**What needs to be done**
Retype the material in full, keeping every word the same.
○ ○ ○ ○ ○ ○ ○
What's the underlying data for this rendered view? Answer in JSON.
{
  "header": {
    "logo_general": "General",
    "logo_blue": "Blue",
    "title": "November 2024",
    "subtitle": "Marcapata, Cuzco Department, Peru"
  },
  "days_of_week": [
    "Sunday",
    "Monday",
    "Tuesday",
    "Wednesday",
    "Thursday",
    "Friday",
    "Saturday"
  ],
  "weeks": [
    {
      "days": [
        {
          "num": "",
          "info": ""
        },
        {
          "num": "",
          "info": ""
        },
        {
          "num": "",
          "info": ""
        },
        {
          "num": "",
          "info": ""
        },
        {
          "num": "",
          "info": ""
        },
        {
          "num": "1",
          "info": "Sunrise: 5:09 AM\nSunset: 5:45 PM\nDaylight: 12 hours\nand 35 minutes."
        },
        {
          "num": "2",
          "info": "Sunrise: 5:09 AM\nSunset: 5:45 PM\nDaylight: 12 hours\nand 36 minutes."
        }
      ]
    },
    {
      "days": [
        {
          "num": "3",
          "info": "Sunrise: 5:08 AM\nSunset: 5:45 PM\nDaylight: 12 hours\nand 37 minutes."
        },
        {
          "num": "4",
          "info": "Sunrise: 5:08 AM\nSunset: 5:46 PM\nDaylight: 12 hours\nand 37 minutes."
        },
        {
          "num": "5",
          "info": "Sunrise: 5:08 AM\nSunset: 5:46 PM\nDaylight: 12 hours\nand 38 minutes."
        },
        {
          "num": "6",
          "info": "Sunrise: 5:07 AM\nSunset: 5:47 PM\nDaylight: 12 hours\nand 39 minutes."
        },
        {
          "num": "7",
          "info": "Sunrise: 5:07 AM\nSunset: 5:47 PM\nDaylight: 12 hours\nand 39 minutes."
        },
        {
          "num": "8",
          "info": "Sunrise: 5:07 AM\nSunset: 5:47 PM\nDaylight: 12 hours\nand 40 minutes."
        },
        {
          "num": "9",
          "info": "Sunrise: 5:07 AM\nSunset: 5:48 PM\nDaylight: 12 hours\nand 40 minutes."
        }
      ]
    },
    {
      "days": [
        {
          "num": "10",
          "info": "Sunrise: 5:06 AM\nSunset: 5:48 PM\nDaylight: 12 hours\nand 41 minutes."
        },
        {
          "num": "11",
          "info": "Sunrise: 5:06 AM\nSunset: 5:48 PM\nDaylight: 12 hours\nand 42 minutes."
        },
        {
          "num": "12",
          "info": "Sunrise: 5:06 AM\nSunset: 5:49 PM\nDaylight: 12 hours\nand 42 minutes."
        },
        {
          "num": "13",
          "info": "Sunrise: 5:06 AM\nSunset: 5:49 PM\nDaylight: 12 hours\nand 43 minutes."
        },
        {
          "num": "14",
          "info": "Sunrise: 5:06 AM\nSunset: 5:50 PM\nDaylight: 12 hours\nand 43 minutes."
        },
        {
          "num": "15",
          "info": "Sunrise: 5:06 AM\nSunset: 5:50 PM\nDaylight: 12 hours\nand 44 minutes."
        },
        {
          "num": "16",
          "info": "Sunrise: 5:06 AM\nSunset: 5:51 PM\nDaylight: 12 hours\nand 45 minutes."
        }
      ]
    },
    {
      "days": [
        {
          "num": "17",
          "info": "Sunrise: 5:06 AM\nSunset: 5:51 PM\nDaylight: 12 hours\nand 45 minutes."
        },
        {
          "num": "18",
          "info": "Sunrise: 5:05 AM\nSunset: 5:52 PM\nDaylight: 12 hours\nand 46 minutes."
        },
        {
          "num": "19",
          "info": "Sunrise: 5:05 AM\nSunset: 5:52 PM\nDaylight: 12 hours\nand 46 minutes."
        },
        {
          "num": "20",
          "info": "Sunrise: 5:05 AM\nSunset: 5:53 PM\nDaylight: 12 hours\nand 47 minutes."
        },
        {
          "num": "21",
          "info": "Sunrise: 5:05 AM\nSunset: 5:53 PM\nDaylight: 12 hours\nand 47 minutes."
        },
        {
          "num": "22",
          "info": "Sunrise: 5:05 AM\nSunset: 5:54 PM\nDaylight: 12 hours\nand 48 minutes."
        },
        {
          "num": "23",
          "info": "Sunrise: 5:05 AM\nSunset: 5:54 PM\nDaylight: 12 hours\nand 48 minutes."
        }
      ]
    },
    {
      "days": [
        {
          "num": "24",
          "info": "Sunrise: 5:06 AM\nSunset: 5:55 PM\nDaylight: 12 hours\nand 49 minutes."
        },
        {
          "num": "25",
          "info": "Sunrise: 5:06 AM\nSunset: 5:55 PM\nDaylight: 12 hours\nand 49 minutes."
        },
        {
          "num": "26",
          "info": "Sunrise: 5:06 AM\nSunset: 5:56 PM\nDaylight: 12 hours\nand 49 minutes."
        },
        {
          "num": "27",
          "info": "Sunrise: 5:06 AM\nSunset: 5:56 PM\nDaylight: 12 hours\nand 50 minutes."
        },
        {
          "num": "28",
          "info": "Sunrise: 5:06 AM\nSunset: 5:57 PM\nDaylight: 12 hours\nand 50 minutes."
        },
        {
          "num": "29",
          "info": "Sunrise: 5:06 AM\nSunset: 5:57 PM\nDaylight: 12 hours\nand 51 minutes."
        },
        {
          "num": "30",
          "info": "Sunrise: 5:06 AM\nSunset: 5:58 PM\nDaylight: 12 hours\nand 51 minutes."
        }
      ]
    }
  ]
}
○ ○ ○ ○ ○ ○ ○
**Written reply**
What's the underlying data for this rendered view? Answer in JSON.
{
  "header": {
    "logo_general": "General",
    "logo_blue": "Blue",
    "title": "November 2024",
    "subtitle": "Marcapata, Cuzco Department, Peru"
  },
  "days_of_week": [
    "Sunday",
    "Monday",
    "Tuesday",
    "Wednesday",
    "Thursday",
    "Friday",
    "Saturday"
  ],
  "weeks": [
    {
      "days": [
        {
          "num": "",
          "info": ""
        },
        {
          "num": "",
          "info": ""
        },
        {
          "num": "",
          "info": ""
        },
        {
          "num": "",
          "info": ""
        },
        {
          "num": "",
          "info": ""
        },
        {
          "num": "1",
          "info": "Sunrise: 5:09 AM\nSunset: 5:45 PM\nDaylight: 12 hours\nand 35 minutes."
        },
        {
          "num": "2",
          "info": "Sunrise: 5:09 AM\nSunset: 5:45 PM\nDaylight: 12 hours\nand 36 minutes."
        }
      ]
    },
    {
      "days": [
        {
          "num": "3",
          "info": "Sunrise: 5:08 AM\nSunset: 5:45 PM\nDaylight: 12 hours\nand 37 minutes."
        },
        {
          "num": "4",
          "info": "Sunrise: 5:08 AM\nSunset: 5:46 PM\nDaylight: 12 hours\nand 37 minutes."
        },
        {
          "num": "5",
          "info": "Sunrise: 5:08 AM\nSunset: 5:46 PM\nDaylight: 12 hours\nand 38 minutes."
        },
        {
          "num": "6",
          "info": "Sunrise: 5:07 AM\nSunset: 5:47 PM\nDaylight: 12 hours\nand 39 minutes."
        },
        {
          "num": "7",
          "info": "Sunrise: 5:07 AM\nSunset: 5:47 PM\nDaylight: 12 hours\nand 39 minutes."
        },
        {
          "num": "8",
          "info": "Sunrise: 5:07 AM\nSunset: 5:47 PM\nDaylight: 12 hours\nand 40 minutes."
        },
        {
          "num": "9",
          "info": "Sunrise: 5:07 AM\nSunset: 5:48 PM\nDaylight: 12 hours\nand 40 minutes."
        }
      ]
    },
    {
      "days": [
        {
          "num": "10",
          "info": "Sunrise: 5:06 AM\nSunset: 5:48 PM\nDaylight: 12 hours\nand 41 minutes."
        },
        {
          "num": "11",
          "info": "Sunrise: 5:06 AM\nSunset: 5:48 PM\nDaylight: 12 hours\nand 42 minutes."
        },
        {
          "num": "12",
          "info": "Sunrise: 5:06 AM\nSunset: 5:49 PM\nDaylight: 12 hours\nand 42 minutes."
        },
        {
          "num": "13",
          "info": "Sunrise: 5:06 AM\nSunset: 5:49 PM\nDaylight: 12 hours\nand 43 minutes."
        },
        {
          "num": "14",
          "info": "Sunrise: 5:06 AM\nSunset: 5:50 PM\nDaylight: 12 hours\nand 43 minutes."
        },
        {
          "num": "15",
          "info": "Sunrise: 5:06 AM\nSunset: 5:50 PM\nDaylight: 12 hours\nand 44 minutes."
        },
        {
          "num": "16",
          "info": "Sunrise: 5:06 AM\nSunset: 5:51 PM\nDaylight: 12 hours\nand 45 minutes."
        }
      ]
    },
    {
      "days": [
        {
          "num": "17",
          "info": "Sunrise: 5:06 AM\nSunset: 5:51 PM\nDaylight: 12 hours\nand 45 minutes."
        },
        {
          "num": "18",
          "info": "Sunrise: 5:05 AM\nSunset: 5:52 PM\nDaylight: 12 hours\nand 46 minutes."
        },
        {
          "num": "19",
          "info": "Sunrise: 5:05 AM\nSunset: 5:52 PM\nDaylight: 12 hours\nand 46 minutes."
        },
        {
          "num": "20",
          "info": "Sunrise: 5:05 AM\nSunset: 5:53 PM\nDaylight: 12 hours\nand 47 minutes."
        },
        {
          "num": "21",
          "info": "Sunrise: 5:05 AM\nSunset: 5:53 PM\nDaylight: 12 hours\nand 47 minutes."
        },
        {
          "num": "22",
          "info": "Sunrise: 5:05 AM\nSunset: 5:54 PM\nDaylight: 12 hours\nand 48 minutes."
        },
        {
          "num": "23",
          "info": "Sunrise: 5:05 AM\nSunset: 5:54 PM\nDaylight: 12 hours\nand 48 minutes."
        }
      ]
    },
    {
      "days": [
        {
          "num": "24",
          "info": "Sunrise: 5:06 AM\nSunset: 5:55 PM\nDaylight: 12 hours\nand 49 minutes."
        },
        {
          "num": "25",
          "info": "Sunrise: 5:06 AM\nSunset: 5:55 PM\nDaylight: 12 hours\nand 49 minutes."
        },
        {
          "num": "26",
          "info": "Sunrise: 5:06 AM\nSunset: 5:56 PM\nDaylight: 12 hours\nand 49 minutes."
        },
        {
          "num": "27",
          "info": "Sunrise: 5:06 AM\nSunset: 5:56 PM\nDaylight: 12 hours\nand 50 minutes."
        },
        {
          "num": "28",
          "info": "Sunrise: 5:06 AM\nSunset: 5:57 PM\nDaylight: 12 hours\nand 50 minutes."
        },
        {
          "num": "29",
          "info": "Sunrise: 5:06 AM\nSunset: 5:57 PM\nDaylight: 12 hours\nand 51 minutes."
        },
        {
          "num": "30",
          "info": "Sunrise: 5:06 AM\nSunset: 5:58 PM\nDaylight: 12 hours\nand 51 minutes."
        }
      ]
    }
  ]
}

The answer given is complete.